## Short task
Locate "OCR this image." in the data below, then output the line it is on and all following lines through the last, word for word. Skip any pictures.

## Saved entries
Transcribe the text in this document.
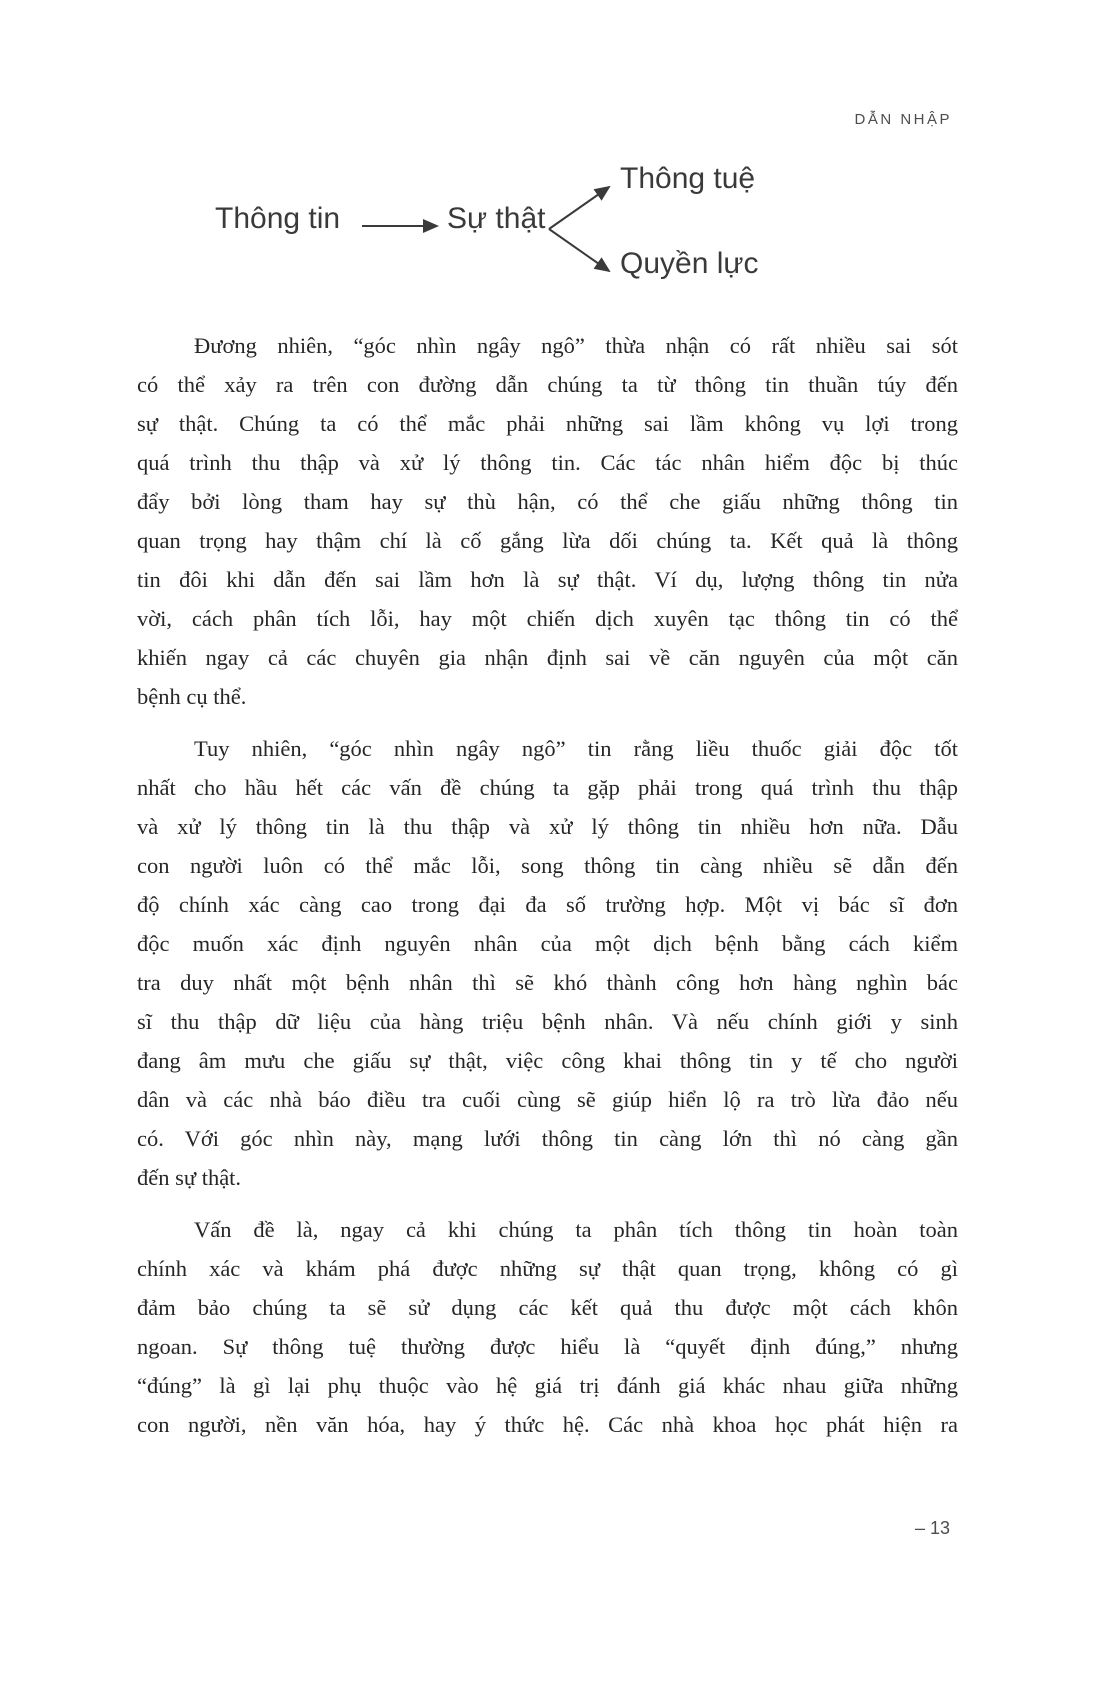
DẪN NHẬP
Thông tin	Sự thật
Thông tuệ
Quyền lực
Đương nhiên, “góc nhìn ngây ngô” thừa nhận có rất nhiều sai sót
có thể xảy ra trên con đường dẫn chúng ta từ thông tin thuần túy đến
sự thật. Chúng ta có thể mắc phải những sai lầm không vụ lợi trong
quá trình thu thập và xử lý thông tin. Các tác nhân hiểm độc bị thúc
đẩy bởi lòng tham hay sự thù hận, có thể che giấu những thông tin
quan trọng hay thậm chí là cố gắng lừa dối chúng ta. Kết quả là thông
tin đôi khi dẫn đến sai lầm hơn là sự thật. Ví dụ, lượng thông tin nửa
vời, cách phân tích lỗi, hay một chiến dịch xuyên tạc thông tin có thể
khiến ngay cả các chuyên gia nhận định sai về căn nguyên của một căn
bệnh cụ thể.
Tuy nhiên, “góc nhìn ngây ngô” tin rằng liều thuốc giải độc tốt
nhất cho hầu hết các vấn đề chúng ta gặp phải trong quá trình thu thập
và xử lý thông tin là thu thập và xử lý thông tin nhiều hơn nữa. Dẫu
con người luôn có thể mắc lỗi, song thông tin càng nhiều sẽ dẫn đến
độ chính xác càng cao trong đại đa số trường hợp. Một vị bác sĩ đơn
độc muốn xác định nguyên nhân của một dịch bệnh bằng cách kiểm
tra duy nhất một bệnh nhân thì sẽ khó thành công hơn hàng nghìn bác
sĩ thu thập dữ liệu của hàng triệu bệnh nhân. Và nếu chính giới y sinh
đang âm mưu che giấu sự thật, việc công khai thông tin y tế cho người
dân và các nhà báo điều tra cuối cùng sẽ giúp hiển lộ ra trò lừa đảo nếu
có. Với góc nhìn này, mạng lưới thông tin càng lớn thì nó càng gần
đến sự thật.
Vấn đề là, ngay cả khi chúng ta phân tích thông tin hoàn toàn
chính xác và khám phá được những sự thật quan trọng, không có gì
đảm bảo chúng ta sẽ sử dụng các kết quả thu được một cách khôn
ngoan. Sự thông tuệ thường được hiểu là “quyết định đúng,” nhưng
“đúng” là gì lại phụ thuộc vào hệ giá trị đánh giá khác nhau giữa những
con người, nền văn hóa, hay ý thức hệ. Các nhà khoa học phát hiện ra
– 13
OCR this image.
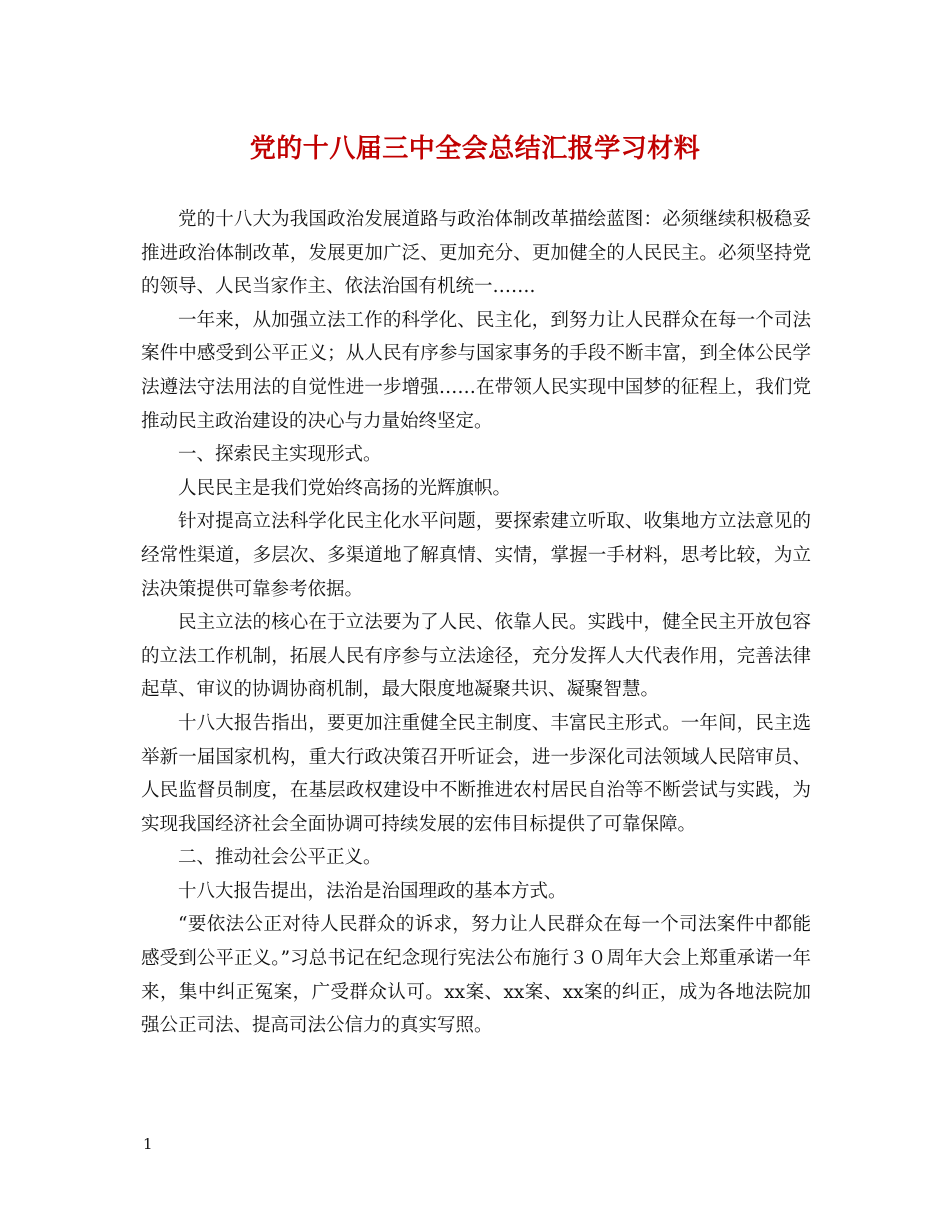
党的十八届三中全会总结汇报学习材料

党的十八大为我国政治发展道路与政治体制改革描绘蓝图：必须继续积极稳妥推进政治体制改革，发展更加广泛、更加充分、更加健全的人民民主。必须坚持党的领导、人民当家作主、依法治国有机统一…….

一年来，从加强立法工作的科学化、民主化，到努力让人民群众在每一个司法案件中感受到公平正义；从人民有序参与国家事务的手段不断丰富，到全体公民学法遵法守法用法的自觉性进一步增强……在带领人民实现中国梦的征程上，我们党推动民主政治建设的决心与力量始终坚定。

一、探索民主实现形式。

人民民主是我们党始终高扬的光辉旗帜。

针对提高立法科学化民主化水平问题，要探索建立听取、收集地方立法意见的经常性渠道，多层次、多渠道地了解真情、实情，掌握一手材料，思考比较，为立法决策提供可靠参考依据。

民主立法的核心在于立法要为了人民、依靠人民。实践中，健全民主开放包容的立法工作机制，拓展人民有序参与立法途径，充分发挥人大代表作用，完善法律起草、审议的协调协商机制，最大限度地凝聚共识、凝聚智慧。

十八大报告指出，要更加注重健全民主制度、丰富民主形式。一年间，民主选举新一届国家机构，重大行政决策召开听证会，进一步深化司法领域人民陪审员、人民监督员制度，在基层政权建设中不断推进农村居民自治等不断尝试与实践，为实现我国经济社会全面协调可持续发展的宏伟目标提供了可靠保障。

二、推动社会公平正义。

十八大报告提出，法治是治国理政的基本方式。

“要依法公正对待人民群众的诉求，努力让人民群众在每一个司法案件中都能感受到公平正义。”习总书记在纪念现行宪法公布施行３０周年大会上郑重承诺一年来，集中纠正冤案，广受群众认可。xx案、xx案、xx案的纠正，成为各地法院加强公正司法、提高司法公信力的真实写照。

1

## Full response
OCR this image.
党的十八届三中全会总结汇报学习材料

党的十八大为我国政治发展道路与政治体制改革描绘蓝图：必须继续积极稳妥推进政治体制改革，发展更加广泛、更加充分、更加健全的人民民主。必须坚持党的领导、人民当家作主、依法治国有机统一…….

一年来，从加强立法工作的科学化、民主化，到努力让人民群众在每一个司法案件中感受到公平正义；从人民有序参与国家事务的手段不断丰富，到全体公民学法遵法守法用法的自觉性进一步增强……在带领人民实现中国梦的征程上，我们党推动民主政治建设的决心与力量始终坚定。

一、探索民主实现形式。

人民民主是我们党始终高扬的光辉旗帜。

针对提高立法科学化民主化水平问题，要探索建立听取、收集地方立法意见的经常性渠道，多层次、多渠道地了解真情、实情，掌握一手材料，思考比较，为立法决策提供可靠参考依据。

民主立法的核心在于立法要为了人民、依靠人民。实践中，健全民主开放包容的立法工作机制，拓展人民有序参与立法途径，充分发挥人大代表作用，完善法律起草、审议的协调协商机制，最大限度地凝聚共识、凝聚智慧。

十八大报告指出，要更加注重健全民主制度、丰富民主形式。一年间，民主选举新一届国家机构，重大行政决策召开听证会，进一步深化司法领域人民陪审员、人民监督员制度，在基层政权建设中不断推进农村居民自治等不断尝试与实践，为实现我国经济社会全面协调可持续发展的宏伟目标提供了可靠保障。

二、推动社会公平正义。

十八大报告提出，法治是治国理政的基本方式。

“要依法公正对待人民群众的诉求，努力让人民群众在每一个司法案件中都能感受到公平正义。”习总书记在纪念现行宪法公布施行３０周年大会上郑重承诺一年来，集中纠正冤案，广受群众认可。xx案、xx案、xx案的纠正，成为各地法院加强公正司法、提高司法公信力的真实写照。

1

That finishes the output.